Give the entries again exactly, every one of them.
## begin
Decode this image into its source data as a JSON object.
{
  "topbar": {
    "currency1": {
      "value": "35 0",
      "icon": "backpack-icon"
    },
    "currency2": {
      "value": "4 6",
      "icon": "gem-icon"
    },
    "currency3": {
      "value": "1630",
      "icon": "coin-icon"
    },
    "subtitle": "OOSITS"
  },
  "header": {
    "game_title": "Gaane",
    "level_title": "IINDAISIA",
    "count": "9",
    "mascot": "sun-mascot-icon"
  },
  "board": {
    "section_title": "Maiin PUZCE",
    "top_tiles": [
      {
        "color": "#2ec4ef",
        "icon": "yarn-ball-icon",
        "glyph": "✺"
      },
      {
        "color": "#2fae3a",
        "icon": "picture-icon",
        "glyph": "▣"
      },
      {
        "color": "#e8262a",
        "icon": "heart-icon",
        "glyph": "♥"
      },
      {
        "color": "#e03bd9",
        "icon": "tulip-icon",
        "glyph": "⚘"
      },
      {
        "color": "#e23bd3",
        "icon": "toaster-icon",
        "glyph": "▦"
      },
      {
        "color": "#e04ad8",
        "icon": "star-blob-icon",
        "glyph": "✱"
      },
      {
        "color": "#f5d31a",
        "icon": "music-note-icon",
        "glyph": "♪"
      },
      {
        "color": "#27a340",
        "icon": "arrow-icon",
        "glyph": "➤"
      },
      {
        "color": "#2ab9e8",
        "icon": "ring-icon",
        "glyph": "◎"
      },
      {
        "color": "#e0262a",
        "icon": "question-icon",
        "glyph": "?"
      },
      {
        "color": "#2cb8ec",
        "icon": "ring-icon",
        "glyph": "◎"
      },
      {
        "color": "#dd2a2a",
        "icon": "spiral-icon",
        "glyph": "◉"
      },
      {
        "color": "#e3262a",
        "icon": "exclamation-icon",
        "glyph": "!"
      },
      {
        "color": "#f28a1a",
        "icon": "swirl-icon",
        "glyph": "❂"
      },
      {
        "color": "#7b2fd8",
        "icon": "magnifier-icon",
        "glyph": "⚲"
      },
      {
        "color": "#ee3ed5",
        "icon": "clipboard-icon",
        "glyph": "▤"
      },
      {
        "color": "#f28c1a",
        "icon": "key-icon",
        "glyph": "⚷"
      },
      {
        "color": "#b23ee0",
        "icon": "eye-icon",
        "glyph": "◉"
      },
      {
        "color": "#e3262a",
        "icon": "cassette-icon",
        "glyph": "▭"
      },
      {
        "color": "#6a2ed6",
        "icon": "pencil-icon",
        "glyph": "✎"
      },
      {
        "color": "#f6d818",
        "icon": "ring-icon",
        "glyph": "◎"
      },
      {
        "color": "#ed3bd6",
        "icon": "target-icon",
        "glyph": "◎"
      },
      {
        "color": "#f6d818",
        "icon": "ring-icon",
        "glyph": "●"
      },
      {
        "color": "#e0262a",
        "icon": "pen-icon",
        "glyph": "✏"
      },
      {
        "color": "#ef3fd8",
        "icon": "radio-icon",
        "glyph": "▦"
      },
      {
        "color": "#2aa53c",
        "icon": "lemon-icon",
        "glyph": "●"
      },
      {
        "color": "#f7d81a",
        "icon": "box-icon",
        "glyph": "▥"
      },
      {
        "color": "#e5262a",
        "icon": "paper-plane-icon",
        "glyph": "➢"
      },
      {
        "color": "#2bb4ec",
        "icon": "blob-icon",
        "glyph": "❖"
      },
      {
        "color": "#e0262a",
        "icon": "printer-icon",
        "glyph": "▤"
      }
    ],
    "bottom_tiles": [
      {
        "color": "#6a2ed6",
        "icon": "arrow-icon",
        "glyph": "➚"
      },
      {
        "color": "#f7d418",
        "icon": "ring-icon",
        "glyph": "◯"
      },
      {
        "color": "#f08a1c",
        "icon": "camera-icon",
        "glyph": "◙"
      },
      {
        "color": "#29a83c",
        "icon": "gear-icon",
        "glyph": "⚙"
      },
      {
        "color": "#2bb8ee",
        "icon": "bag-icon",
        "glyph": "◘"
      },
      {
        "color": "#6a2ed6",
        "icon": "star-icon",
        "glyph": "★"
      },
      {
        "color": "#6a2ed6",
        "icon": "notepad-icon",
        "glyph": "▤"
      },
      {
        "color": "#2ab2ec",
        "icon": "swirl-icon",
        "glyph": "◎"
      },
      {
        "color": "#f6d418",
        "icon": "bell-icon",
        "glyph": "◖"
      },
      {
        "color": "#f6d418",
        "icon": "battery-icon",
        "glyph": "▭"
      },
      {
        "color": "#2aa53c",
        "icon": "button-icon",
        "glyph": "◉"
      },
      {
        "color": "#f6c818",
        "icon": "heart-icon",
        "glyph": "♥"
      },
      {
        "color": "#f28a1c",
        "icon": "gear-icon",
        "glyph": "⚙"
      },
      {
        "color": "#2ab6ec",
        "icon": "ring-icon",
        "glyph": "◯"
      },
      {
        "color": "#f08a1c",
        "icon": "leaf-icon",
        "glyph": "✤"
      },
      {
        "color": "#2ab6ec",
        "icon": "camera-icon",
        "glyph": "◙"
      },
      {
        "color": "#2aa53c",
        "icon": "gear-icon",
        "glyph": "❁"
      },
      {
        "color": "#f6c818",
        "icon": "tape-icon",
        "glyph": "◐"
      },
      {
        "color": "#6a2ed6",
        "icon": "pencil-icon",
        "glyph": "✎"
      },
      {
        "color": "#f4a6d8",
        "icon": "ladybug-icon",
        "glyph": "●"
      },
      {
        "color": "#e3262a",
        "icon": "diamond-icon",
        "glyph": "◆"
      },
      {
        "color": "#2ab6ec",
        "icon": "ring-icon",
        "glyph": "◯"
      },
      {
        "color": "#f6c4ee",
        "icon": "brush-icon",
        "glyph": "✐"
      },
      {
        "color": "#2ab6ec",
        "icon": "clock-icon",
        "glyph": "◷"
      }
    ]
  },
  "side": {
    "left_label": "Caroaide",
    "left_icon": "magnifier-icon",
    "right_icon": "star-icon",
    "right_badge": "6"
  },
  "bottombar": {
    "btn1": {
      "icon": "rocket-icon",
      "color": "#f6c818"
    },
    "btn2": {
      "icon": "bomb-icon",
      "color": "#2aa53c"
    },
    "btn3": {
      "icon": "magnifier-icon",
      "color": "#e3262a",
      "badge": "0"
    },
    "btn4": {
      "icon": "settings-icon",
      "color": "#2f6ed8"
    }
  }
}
## end
EXPECTED ANSWER -
Decode this image into its source data as a JSON object.
{
  "topbar": {
    "currency1": {
      "value": "35 0",
      "icon": "backpack-icon"
    },
    "currency2": {
      "value": "4 6",
      "icon": "gem-icon"
    },
    "currency3": {
      "value": "1630",
      "icon": "coin-icon"
    },
    "subtitle": "OOSITS"
  },
  "header": {
    "game_title": "Gaane",
    "level_title": "IINDAISIA",
    "count": "9",
    "mascot": "sun-mascot-icon"
  },
  "board": {
    "section_title": "Maiin PUZCE",
    "top_tiles": [
      {
        "color": "#2ec4ef",
        "icon": "yarn-ball-icon",
        "glyph": "✺"
      },
      {
        "color": "#2fae3a",
        "icon": "picture-icon",
        "glyph": "▣"
      },
      {
        "color": "#e8262a",
        "icon": "heart-icon",
        "glyph": "♥"
      },
      {
        "color": "#e03bd9",
        "icon": "tulip-icon",
        "glyph": "⚘"
      },
      {
        "color": "#e23bd3",
        "icon": "toaster-icon",
        "glyph": "▦"
      },
      {
        "color": "#e04ad8",
        "icon": "star-blob-icon",
        "glyph": "✱"
      },
      {
        "color": "#f5d31a",
        "icon": "music-note-icon",
        "glyph": "♪"
      },
      {
        "color": "#27a340",
        "icon": "arrow-icon",
        "glyph": "➤"
      },
      {
        "color": "#2ab9e8",
        "icon": "ring-icon",
        "glyph": "◎"
      },
      {
        "color": "#e0262a",
        "icon": "question-icon",
        "glyph": "?"
      },
      {
        "color": "#2cb8ec",
        "icon": "ring-icon",
        "glyph": "◎"
      },
      {
        "color": "#dd2a2a",
        "icon": "spiral-icon",
        "glyph": "◉"
      },
      {
        "color": "#e3262a",
        "icon": "exclamation-icon",
        "glyph": "!"
      },
      {
        "color": "#f28a1a",
        "icon": "swirl-icon",
        "glyph": "❂"
      },
      {
        "color": "#7b2fd8",
        "icon": "magnifier-icon",
        "glyph": "⚲"
      },
      {
        "color": "#ee3ed5",
        "icon": "clipboard-icon",
        "glyph": "▤"
      },
      {
        "color": "#f28c1a",
        "icon": "key-icon",
        "glyph": "⚷"
      },
      {
        "color": "#b23ee0",
        "icon": "eye-icon",
        "glyph": "◉"
      },
      {
        "color": "#e3262a",
        "icon": "cassette-icon",
        "glyph": "▭"
      },
      {
        "color": "#6a2ed6",
        "icon": "pencil-icon",
        "glyph": "✎"
      },
      {
        "color": "#f6d818",
        "icon": "ring-icon",
        "glyph": "◎"
      },
      {
        "color": "#ed3bd6",
        "icon": "target-icon",
        "glyph": "◎"
      },
      {
        "color": "#f6d818",
        "icon": "ring-icon",
        "glyph": "●"
      },
      {
        "color": "#e0262a",
        "icon": "pen-icon",
        "glyph": "✏"
      },
      {
        "color": "#ef3fd8",
        "icon": "radio-icon",
        "glyph": "▦"
      },
      {
        "color": "#2aa53c",
        "icon": "lemon-icon",
        "glyph": "●"
      },
      {
        "color": "#f7d81a",
        "icon": "box-icon",
        "glyph": "▥"
      },
      {
        "color": "#e5262a",
        "icon": "paper-plane-icon",
        "glyph": "➢"
      },
      {
        "color": "#2bb4ec",
        "icon": "blob-icon",
        "glyph": "❖"
      },
      {
        "color": "#e0262a",
        "icon": "printer-icon",
        "glyph": "▤"
      }
    ],
    "bottom_tiles": [
      {
        "color": "#6a2ed6",
        "icon": "arrow-icon",
        "glyph": "➚"
      },
      {
        "color": "#f7d418",
        "icon": "ring-icon",
        "glyph": "◯"
      },
      {
        "color": "#f08a1c",
        "icon": "camera-icon",
        "glyph": "◙"
      },
      {
        "color": "#29a83c",
        "icon": "gear-icon",
        "glyph": "⚙"
      },
      {
        "color": "#2bb8ee",
        "icon": "bag-icon",
        "glyph": "◘"
      },
      {
        "color": "#6a2ed6",
        "icon": "star-icon",
        "glyph": "★"
      },
      {
        "color": "#6a2ed6",
        "icon": "notepad-icon",
        "glyph": "▤"
      },
      {
        "color": "#2ab2ec",
        "icon": "swirl-icon",
        "glyph": "◎"
      },
      {
        "color": "#f6d418",
        "icon": "bell-icon",
        "glyph": "◖"
      },
      {
        "color": "#f6d418",
        "icon": "battery-icon",
        "glyph": "▭"
      },
      {
        "color": "#2aa53c",
        "icon": "button-icon",
        "glyph": "◉"
      },
      {
        "color": "#f6c818",
        "icon": "heart-icon",
        "glyph": "♥"
      },
      {
        "color": "#f28a1c",
        "icon": "gear-icon",
        "glyph": "⚙"
      },
      {
        "color": "#2ab6ec",
        "icon": "ring-icon",
        "glyph": "◯"
      },
      {
        "color": "#f08a1c",
        "icon": "leaf-icon",
        "glyph": "✤"
      },
      {
        "color": "#2ab6ec",
        "icon": "camera-icon",
        "glyph": "◙"
      },
      {
        "color": "#2aa53c",
        "icon": "gear-icon",
        "glyph": "❁"
      },
      {
        "color": "#f6c818",
        "icon": "tape-icon",
        "glyph": "◐"
      },
      {
        "color": "#6a2ed6",
        "icon": "pencil-icon",
        "glyph": "✎"
      },
      {
        "color": "#f4a6d8",
        "icon": "ladybug-icon",
        "glyph": "●"
      },
      {
        "color": "#e3262a",
        "icon": "diamond-icon",
        "glyph": "◆"
      },
      {
        "color": "#2ab6ec",
        "icon": "ring-icon",
        "glyph": "◯"
      },
      {
        "color": "#f6c4ee",
        "icon": "brush-icon",
        "glyph": "✐"
      },
      {
        "color": "#2ab6ec",
        "icon": "clock-icon",
        "glyph": "◷"
      }
    ]
  },
  "side": {
    "left_label": "Caroaide",
    "left_icon": "magnifier-icon",
    "right_icon": "star-icon",
    "right_badge": "6"
  },
  "bottombar": {
    "btn1": {
      "icon": "rocket-icon",
      "color": "#f6c818"
    },
    "btn2": {
      "icon": "bomb-icon",
      "color": "#2aa53c"
    },
    "btn3": {
      "icon": "magnifier-icon",
      "color": "#e3262a",
      "badge": "0"
    },
    "btn4": {
      "icon": "settings-icon",
      "color": "#2f6ed8"
    }
  }
}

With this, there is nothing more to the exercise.